Task brief:
Gather each line containing the string "mass" from these entries.

Data shown:
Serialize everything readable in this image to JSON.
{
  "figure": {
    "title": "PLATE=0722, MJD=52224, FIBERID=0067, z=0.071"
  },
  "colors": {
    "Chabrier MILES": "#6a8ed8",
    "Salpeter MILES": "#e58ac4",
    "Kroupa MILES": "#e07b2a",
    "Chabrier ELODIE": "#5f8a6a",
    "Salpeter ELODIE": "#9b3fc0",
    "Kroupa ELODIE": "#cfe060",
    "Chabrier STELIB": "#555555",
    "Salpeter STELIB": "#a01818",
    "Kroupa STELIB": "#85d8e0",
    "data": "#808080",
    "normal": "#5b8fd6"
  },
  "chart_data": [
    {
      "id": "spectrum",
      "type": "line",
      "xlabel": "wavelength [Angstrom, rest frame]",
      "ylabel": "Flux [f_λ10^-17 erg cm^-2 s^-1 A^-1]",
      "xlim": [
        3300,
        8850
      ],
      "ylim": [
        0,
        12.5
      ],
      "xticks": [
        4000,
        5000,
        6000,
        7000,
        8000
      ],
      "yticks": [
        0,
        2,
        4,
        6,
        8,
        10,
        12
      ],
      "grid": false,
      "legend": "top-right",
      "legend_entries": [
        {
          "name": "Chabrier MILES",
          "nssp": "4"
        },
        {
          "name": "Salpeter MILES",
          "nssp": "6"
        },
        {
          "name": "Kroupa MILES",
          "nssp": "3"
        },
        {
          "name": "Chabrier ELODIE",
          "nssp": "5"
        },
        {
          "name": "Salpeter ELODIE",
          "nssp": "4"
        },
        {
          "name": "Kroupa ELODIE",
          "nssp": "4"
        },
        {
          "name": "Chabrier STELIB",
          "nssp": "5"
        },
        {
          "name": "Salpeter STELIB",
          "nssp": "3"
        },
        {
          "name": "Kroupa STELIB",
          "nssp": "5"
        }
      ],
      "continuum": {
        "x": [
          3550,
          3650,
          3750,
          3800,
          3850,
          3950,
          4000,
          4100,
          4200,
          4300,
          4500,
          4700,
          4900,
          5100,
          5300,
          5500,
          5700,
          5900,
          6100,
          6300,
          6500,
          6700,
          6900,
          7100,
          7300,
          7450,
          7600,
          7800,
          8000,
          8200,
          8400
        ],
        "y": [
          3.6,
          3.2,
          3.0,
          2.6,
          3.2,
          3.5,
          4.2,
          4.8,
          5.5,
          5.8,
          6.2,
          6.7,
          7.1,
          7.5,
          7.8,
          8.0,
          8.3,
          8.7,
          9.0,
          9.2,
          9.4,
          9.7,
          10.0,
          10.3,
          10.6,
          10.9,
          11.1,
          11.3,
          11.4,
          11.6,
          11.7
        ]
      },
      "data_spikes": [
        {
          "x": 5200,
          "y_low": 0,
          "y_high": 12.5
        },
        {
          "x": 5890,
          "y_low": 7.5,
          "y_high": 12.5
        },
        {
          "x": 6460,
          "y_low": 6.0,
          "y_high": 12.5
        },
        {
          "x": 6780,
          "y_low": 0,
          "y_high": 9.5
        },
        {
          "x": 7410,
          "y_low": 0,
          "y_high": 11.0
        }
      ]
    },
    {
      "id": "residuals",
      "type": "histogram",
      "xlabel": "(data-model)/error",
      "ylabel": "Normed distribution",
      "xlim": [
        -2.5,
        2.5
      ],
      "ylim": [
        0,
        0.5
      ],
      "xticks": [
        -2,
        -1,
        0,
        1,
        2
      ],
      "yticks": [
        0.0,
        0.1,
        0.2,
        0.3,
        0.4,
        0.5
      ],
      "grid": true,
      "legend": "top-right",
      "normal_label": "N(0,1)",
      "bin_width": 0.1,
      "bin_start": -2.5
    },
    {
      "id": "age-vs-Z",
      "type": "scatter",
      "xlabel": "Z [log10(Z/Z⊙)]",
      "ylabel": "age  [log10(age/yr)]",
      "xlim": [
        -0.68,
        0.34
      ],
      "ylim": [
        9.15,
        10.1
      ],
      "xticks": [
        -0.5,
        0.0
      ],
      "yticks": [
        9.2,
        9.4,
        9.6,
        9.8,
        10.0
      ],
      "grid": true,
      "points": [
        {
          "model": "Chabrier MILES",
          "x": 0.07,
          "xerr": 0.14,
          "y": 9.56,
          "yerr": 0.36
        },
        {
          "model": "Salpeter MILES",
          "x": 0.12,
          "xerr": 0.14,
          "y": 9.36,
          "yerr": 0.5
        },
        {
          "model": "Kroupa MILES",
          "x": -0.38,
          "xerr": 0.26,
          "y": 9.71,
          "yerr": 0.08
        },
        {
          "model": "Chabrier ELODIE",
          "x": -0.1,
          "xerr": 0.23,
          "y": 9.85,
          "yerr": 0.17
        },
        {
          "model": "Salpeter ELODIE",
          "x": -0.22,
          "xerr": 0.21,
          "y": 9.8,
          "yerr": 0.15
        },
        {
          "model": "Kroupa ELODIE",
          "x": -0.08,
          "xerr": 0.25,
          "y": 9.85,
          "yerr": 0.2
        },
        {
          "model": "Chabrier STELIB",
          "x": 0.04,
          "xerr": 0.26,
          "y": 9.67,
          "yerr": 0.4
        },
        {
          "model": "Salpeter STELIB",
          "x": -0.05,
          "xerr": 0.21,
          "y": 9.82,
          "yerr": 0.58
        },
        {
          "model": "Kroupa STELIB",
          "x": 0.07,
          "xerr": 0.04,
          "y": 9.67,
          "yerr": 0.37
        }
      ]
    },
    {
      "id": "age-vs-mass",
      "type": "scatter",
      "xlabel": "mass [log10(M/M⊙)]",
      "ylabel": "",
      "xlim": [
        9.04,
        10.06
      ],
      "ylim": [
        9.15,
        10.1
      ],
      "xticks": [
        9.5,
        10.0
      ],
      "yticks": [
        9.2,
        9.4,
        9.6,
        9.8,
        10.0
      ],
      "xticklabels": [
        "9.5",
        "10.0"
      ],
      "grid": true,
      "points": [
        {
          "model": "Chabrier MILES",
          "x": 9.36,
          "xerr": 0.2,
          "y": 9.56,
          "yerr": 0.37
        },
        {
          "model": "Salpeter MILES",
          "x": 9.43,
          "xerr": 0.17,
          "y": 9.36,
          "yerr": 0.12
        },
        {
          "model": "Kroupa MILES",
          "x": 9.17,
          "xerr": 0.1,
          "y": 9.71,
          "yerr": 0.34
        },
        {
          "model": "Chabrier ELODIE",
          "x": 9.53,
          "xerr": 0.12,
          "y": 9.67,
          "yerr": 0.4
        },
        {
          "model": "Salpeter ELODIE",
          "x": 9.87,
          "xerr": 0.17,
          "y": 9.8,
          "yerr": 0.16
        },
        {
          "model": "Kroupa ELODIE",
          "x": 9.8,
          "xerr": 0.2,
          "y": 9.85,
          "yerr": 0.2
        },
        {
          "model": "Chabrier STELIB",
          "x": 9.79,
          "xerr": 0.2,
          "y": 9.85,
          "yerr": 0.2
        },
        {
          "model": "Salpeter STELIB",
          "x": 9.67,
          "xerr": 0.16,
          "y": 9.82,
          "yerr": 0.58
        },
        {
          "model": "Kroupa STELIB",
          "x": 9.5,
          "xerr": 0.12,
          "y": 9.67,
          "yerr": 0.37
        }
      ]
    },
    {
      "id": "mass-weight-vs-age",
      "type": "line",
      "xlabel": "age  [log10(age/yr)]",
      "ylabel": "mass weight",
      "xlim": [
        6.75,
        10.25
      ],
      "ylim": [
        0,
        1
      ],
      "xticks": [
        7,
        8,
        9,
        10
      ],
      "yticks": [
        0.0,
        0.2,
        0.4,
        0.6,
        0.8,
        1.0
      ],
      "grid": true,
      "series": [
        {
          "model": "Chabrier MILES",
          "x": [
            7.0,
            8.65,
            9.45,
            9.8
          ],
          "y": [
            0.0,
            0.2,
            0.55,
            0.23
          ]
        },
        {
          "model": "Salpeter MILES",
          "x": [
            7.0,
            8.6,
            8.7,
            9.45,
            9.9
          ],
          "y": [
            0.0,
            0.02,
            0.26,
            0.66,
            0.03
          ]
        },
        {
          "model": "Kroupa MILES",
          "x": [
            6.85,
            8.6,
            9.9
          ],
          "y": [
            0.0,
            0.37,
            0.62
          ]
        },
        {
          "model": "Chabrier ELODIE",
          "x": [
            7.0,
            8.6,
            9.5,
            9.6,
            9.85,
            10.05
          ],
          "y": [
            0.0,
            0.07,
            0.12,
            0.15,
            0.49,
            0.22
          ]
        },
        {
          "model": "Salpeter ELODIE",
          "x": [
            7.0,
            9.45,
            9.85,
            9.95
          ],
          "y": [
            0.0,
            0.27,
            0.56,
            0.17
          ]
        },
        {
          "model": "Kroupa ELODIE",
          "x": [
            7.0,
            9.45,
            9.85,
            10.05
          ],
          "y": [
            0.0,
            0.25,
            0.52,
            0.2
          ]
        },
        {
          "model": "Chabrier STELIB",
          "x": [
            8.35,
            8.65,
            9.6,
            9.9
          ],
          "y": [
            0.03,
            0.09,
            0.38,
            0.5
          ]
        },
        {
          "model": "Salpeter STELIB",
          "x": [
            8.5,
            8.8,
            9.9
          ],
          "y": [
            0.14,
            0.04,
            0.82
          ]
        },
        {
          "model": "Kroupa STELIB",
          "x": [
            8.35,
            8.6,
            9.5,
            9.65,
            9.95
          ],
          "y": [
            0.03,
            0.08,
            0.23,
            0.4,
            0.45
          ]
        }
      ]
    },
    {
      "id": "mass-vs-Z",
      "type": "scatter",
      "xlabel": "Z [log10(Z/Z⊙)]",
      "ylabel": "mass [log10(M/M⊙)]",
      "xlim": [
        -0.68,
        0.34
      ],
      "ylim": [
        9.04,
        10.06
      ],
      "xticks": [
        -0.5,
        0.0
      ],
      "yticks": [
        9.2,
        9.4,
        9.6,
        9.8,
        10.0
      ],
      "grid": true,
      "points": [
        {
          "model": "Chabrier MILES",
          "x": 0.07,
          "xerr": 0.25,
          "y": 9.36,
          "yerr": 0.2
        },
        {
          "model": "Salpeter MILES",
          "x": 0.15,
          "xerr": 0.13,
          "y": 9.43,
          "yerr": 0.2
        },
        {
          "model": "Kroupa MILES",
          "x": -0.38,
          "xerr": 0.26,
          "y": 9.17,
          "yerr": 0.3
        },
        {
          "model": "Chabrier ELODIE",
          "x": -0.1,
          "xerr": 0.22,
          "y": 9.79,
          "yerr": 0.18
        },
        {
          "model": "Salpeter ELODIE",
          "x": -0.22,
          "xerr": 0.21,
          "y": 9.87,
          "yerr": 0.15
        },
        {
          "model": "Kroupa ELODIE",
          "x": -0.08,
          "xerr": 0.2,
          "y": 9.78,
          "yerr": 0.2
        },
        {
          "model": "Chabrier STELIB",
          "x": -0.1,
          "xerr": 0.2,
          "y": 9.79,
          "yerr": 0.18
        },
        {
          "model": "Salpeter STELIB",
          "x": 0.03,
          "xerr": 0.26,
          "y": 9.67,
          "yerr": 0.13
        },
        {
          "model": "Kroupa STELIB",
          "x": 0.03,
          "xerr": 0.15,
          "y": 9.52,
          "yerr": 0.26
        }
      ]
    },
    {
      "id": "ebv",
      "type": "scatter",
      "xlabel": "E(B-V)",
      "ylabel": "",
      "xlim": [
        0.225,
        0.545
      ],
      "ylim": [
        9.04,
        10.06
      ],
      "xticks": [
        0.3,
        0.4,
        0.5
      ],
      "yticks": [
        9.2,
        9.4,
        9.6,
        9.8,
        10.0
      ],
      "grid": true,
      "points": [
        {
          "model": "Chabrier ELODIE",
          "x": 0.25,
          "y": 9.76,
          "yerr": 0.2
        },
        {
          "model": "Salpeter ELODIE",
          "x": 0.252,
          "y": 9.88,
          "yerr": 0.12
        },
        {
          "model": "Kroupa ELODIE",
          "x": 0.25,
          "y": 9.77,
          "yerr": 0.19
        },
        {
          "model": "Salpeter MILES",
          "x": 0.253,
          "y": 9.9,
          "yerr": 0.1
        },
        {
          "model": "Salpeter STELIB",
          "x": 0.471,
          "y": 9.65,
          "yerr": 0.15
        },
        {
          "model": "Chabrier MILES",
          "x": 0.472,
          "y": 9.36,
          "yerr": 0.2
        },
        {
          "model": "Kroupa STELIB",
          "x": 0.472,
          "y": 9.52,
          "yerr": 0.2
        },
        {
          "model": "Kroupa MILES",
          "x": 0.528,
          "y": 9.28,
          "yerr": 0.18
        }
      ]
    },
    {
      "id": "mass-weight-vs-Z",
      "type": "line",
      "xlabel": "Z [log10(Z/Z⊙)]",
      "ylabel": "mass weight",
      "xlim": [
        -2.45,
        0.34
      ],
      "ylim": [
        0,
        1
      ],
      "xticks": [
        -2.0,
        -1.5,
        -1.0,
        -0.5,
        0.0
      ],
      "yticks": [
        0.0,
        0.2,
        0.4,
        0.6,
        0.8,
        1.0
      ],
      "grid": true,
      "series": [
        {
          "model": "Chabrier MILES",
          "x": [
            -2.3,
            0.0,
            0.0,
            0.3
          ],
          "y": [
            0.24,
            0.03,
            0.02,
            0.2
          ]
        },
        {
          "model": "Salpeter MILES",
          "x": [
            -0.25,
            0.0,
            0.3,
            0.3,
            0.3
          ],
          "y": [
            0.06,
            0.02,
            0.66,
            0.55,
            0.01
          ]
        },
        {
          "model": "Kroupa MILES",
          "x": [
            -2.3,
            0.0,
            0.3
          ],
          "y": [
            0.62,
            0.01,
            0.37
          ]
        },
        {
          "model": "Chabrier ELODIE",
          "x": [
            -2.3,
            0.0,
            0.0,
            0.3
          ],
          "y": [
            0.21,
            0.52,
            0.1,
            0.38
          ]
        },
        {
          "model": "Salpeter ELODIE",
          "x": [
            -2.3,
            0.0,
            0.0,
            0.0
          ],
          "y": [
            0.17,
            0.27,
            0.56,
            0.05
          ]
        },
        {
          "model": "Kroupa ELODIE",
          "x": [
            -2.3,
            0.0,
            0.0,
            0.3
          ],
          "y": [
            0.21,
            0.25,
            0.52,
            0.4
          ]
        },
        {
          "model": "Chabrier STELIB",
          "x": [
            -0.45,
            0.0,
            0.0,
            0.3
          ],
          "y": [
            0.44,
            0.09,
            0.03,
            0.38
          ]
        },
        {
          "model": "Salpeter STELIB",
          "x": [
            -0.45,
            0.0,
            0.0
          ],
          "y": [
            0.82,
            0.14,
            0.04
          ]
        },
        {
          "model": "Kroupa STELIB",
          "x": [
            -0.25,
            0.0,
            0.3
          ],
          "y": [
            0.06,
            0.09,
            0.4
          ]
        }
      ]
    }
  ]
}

Task solution:
      "id": "age-vs-mass",
      "xlabel": "mass [log10(M/M⊙)]",
      "id": "mass-weight-vs-age",
      "ylabel": "mass weight",
      "id": "mass-vs-Z",
      "ylabel": "mass [log10(M/M⊙)]",
      "id": "mass-weight-vs-Z",
      "ylabel": "mass weight",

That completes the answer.